**** Extract to read ****

Though Frederick Douglass was born into slavery, he was "a spirited, joyous, uproarious, and happy boy," thanks to his grandma, who raised and protected him.

Like many slaves, Frederick Douglass was torn from his mother as a newborn.

She was sent back to the tobacco fields; he was sent to live with her mother, who was also a slave but had been deemed too old to labor. She lived in a cabin a few miles away with her husband, who was free and worked as a sawyer, and a passel of their young grandchildren, all of whom would have to be returned to “Old Master” when they were seven or eight.

Frederick’s years with his grandma were mostly idyllic, he later wrote. She loved him tenderly, provided for his every need, and protected him from the knowledge of what was to come.

But, eventually, he figured it out, and it was almost too much to bear.

In this passage, which is excerpted from My Bondage and My Freedom, the second volume of his autobiography, Douglass describes the time he spent in his grandma’s care and his gradual realization that he belonged not to her, but to a white man everyone feared.

The first experience of life with me that I now remember—and I remember it but hazily—began in the family of my grandmother and grandfather, Betsey and Isaac Baily. They were quite advanced in life, and had long lived on the spot where they then resided.

They were considered old settlers in the neighborhood, and, from certain circumstances, I infer that my grandmother, especially, was held in high esteem, far higher than is the lot of most colored persons in the slave states. She was a good nurse, and a capital hand at making nets for catching shad and herring; and these nets were in great demand, not only in Tuckahoe, but at Denton and Hillsboro, neighboring villages. She was not only good at making the nets, but was also somewhat famous for her good fortune in taking the fishes referred to. I have known her to be in the water half the day.

****

__What is asked__.
a) In the passage on Frederick Douglass's childhood, what were the names of the grandparents he lived with?
b) Reproduce the part of the passage on Frederick Douglass's childhood starting at "In this passage, which" and ending at "white man everyone feared.".

**** Information supplied ****

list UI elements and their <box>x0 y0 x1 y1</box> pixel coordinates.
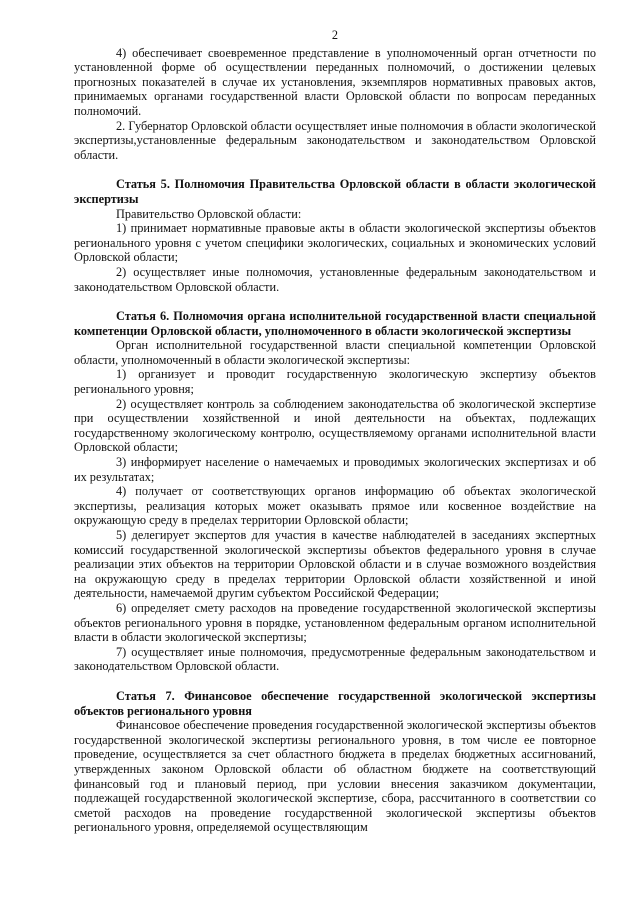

****

__Answers to the problems__.
a) Betsey and Isaac Baily.

b)
In this passage, which is excerpted from My Bondage and My Freedom, the second volume of his autobiography, Douglass describes the time he spent in his grandma’s care and his gradual realization that he belonged not to her, but to a white man everyone feared.